Retype the listing that follows, exactly as written.

SUPPLIED RECORDS ->
>> Begin

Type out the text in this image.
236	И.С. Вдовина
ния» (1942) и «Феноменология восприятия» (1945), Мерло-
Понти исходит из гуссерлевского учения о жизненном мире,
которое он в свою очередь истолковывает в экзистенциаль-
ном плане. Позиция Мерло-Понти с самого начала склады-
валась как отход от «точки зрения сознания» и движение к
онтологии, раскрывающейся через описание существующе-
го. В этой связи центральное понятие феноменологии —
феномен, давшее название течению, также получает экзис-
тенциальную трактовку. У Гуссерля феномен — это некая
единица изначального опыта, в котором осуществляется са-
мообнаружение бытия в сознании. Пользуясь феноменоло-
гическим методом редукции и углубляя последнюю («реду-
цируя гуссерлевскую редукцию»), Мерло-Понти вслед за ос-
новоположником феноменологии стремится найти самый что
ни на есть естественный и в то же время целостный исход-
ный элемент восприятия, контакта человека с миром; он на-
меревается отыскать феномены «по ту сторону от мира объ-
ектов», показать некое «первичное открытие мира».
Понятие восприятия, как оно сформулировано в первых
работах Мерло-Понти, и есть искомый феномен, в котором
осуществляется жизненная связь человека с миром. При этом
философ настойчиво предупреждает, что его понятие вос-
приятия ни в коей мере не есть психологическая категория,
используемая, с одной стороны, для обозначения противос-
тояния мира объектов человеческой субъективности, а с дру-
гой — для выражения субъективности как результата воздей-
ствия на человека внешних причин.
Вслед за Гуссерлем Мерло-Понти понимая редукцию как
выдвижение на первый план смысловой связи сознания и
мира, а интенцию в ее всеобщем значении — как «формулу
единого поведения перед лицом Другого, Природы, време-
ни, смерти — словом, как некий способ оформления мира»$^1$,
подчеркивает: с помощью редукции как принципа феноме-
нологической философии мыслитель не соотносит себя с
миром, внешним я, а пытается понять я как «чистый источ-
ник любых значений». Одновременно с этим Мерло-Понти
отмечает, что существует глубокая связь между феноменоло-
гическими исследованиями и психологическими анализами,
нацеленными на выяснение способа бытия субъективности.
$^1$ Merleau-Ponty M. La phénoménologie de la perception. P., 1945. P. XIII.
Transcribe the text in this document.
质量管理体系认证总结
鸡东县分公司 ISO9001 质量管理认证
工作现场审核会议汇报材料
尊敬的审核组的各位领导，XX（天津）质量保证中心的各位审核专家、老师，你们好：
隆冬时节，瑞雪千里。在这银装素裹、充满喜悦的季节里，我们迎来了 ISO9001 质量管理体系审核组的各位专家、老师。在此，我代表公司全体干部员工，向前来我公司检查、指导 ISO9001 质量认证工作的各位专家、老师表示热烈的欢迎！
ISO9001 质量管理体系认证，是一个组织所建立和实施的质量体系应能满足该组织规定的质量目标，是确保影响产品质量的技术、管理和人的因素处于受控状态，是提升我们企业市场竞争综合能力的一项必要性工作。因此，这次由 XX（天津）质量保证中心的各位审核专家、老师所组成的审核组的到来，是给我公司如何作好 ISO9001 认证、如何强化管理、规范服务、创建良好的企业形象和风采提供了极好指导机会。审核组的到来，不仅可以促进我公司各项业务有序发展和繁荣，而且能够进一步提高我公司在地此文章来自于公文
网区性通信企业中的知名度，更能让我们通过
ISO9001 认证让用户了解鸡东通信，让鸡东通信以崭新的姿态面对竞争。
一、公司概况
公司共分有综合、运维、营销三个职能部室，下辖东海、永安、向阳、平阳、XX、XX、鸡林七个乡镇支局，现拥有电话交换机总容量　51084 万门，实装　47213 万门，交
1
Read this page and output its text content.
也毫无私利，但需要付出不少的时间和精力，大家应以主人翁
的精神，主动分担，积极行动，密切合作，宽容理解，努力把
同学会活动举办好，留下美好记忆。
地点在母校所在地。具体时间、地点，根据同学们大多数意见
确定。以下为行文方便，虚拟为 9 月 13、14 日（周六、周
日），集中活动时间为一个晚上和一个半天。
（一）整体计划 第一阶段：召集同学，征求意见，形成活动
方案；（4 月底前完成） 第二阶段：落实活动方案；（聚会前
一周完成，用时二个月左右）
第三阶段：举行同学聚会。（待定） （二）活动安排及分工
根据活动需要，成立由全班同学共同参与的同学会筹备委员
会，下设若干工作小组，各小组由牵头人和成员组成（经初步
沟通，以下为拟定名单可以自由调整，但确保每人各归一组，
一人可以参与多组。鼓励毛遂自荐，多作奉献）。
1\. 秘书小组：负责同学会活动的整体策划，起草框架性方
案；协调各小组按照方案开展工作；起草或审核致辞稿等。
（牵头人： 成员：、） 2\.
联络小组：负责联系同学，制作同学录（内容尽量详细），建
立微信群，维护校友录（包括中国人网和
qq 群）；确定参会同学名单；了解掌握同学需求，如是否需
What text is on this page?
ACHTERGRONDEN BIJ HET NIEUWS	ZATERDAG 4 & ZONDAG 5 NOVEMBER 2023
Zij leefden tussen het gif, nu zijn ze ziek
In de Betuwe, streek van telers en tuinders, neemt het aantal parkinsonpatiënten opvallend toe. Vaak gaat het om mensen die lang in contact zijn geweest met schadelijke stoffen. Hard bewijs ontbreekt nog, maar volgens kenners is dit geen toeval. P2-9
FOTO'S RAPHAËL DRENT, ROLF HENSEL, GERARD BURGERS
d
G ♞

>> End

ANSWER FOR THIS EXERCISE ->
Type out the text in this image.
236	И.С. Вдовина
ния» (1942) и «Феноменология восприятия» (1945), Мерло-
Понти исходит из гуссерлевского учения о жизненном мире,
которое он в свою очередь истолковывает в экзистенциаль-
ном плане. Позиция Мерло-Понти с самого начала склады-
валась как отход от «точки зрения сознания» и движение к
онтологии, раскрывающейся через описание существующе-
го. В этой связи центральное понятие феноменологии —
феномен, давшее название течению, также получает экзис-
тенциальную трактовку. У Гуссерля феномен — это некая
единица изначального опыта, в котором осуществляется са-
мообнаружение бытия в сознании. Пользуясь феноменоло-
гическим методом редукции и углубляя последнюю («реду-
цируя гуссерлевскую редукцию»), Мерло-Понти вслед за ос-
новоположником феноменологии стремится найти самый что
ни на есть естественный и в то же время целостный исход-
ный элемент восприятия, контакта человека с миром; он на-
меревается отыскать феномены «по ту сторону от мира объ-
ектов», показать некое «первичное открытие мира».
Понятие восприятия, как оно сформулировано в первых
работах Мерло-Понти, и есть искомый феномен, в котором
осуществляется жизненная связь человека с миром. При этом
философ настойчиво предупреждает, что его понятие вос-
приятия ни в коей мере не есть психологическая категория,
используемая, с одной стороны, для обозначения противос-
тояния мира объектов человеческой субъективности, а с дру-
гой — для выражения субъективности как результата воздей-
ствия на человека внешних причин.
Вслед за Гуссерлем Мерло-Понти понимая редукцию как
выдвижение на первый план смысловой связи сознания и
мира, а интенцию в ее всеобщем значении — как «формулу
единого поведения перед лицом Другого, Природы, време-
ни, смерти — словом, как некий способ оформления мира»$^1$,
подчеркивает: с помощью редукции как принципа феноме-
нологической философии мыслитель не соотносит себя с
миром, внешним я, а пытается понять я как «чистый источ-
ник любых значений». Одновременно с этим Мерло-Понти
отмечает, что существует глубокая связь между феноменоло-
гическими исследованиями и психологическими анализами,
нацеленными на выяснение способа бытия субъективности.
$^1$ Merleau-Ponty M. La phénoménologie de la perception. P., 1945. P. XIII.
Transcribe the text in this document.
质量管理体系认证总结
鸡东县分公司 ISO9001 质量管理认证
工作现场审核会议汇报材料
尊敬的审核组的各位领导，XX（天津）质量保证中心的各位审核专家、老师，你们好：
隆冬时节，瑞雪千里。在这银装素裹、充满喜悦的季节里，我们迎来了 ISO9001 质量管理体系审核组的各位专家、老师。在此，我代表公司全体干部员工，向前来我公司检查、指导 ISO9001 质量认证工作的各位专家、老师表示热烈的欢迎！
ISO9001 质量管理体系认证，是一个组织所建立和实施的质量体系应能满足该组织规定的质量目标，是确保影响产品质量的技术、管理和人的因素处于受控状态，是提升我们企业市场竞争综合能力的一项必要性工作。因此，这次由 XX（天津）质量保证中心的各位审核专家、老师所组成的审核组的到来，是给我公司如何作好 ISO9001 认证、如何强化管理、规范服务、创建良好的企业形象和风采提供了极好指导机会。审核组的到来，不仅可以促进我公司各项业务有序发展和繁荣，而且能够进一步提高我公司在地此文章来自于公文
网区性通信企业中的知名度，更能让我们通过
ISO9001 认证让用户了解鸡东通信，让鸡东通信以崭新的姿态面对竞争。
一、公司概况
公司共分有综合、运维、营销三个职能部室，下辖东海、永安、向阳、平阳、XX、XX、鸡林七个乡镇支局，现拥有电话交换机总容量　51084 万门，实装　47213 万门，交
1
Read this page and output its text content.
也毫无私利，但需要付出不少的时间和精力，大家应以主人翁
的精神，主动分担，积极行动，密切合作，宽容理解，努力把
同学会活动举办好，留下美好记忆。
地点在母校所在地。具体时间、地点，根据同学们大多数意见
确定。以下为行文方便，虚拟为 9 月 13、14 日（周六、周
日），集中活动时间为一个晚上和一个半天。
（一）整体计划 第一阶段：召集同学，征求意见，形成活动
方案；（4 月底前完成） 第二阶段：落实活动方案；（聚会前
一周完成，用时二个月左右）
第三阶段：举行同学聚会。（待定） （二）活动安排及分工
根据活动需要，成立由全班同学共同参与的同学会筹备委员
会，下设若干工作小组，各小组由牵头人和成员组成（经初步
沟通，以下为拟定名单可以自由调整，但确保每人各归一组，
一人可以参与多组。鼓励毛遂自荐，多作奉献）。
1\. 秘书小组：负责同学会活动的整体策划，起草框架性方
案；协调各小组按照方案开展工作；起草或审核致辞稿等。
（牵头人： 成员：、） 2\.
联络小组：负责联系同学，制作同学录（内容尽量详细），建
立微信群，维护校友录（包括中国人网和
qq 群）；确定参会同学名单；了解掌握同学需求，如是否需
What text is on this page?
ACHTERGRONDEN BIJ HET NIEUWS	ZATERDAG 4 & ZONDAG 5 NOVEMBER 2023
Zij leefden tussen het gif, nu zijn ze ziek
In de Betuwe, streek van telers en tuinders, neemt het aantal parkinsonpatiënten opvallend toe. Vaak gaat het om mensen die lang in contact zijn geweest met schadelijke stoffen. Hard bewijs ontbreekt nog, maar volgens kenners is dit geen toeval. P2-9
FOTO'S RAPHAËL DRENT, ROLF HENSEL, GERARD BURGERS
d
G ♞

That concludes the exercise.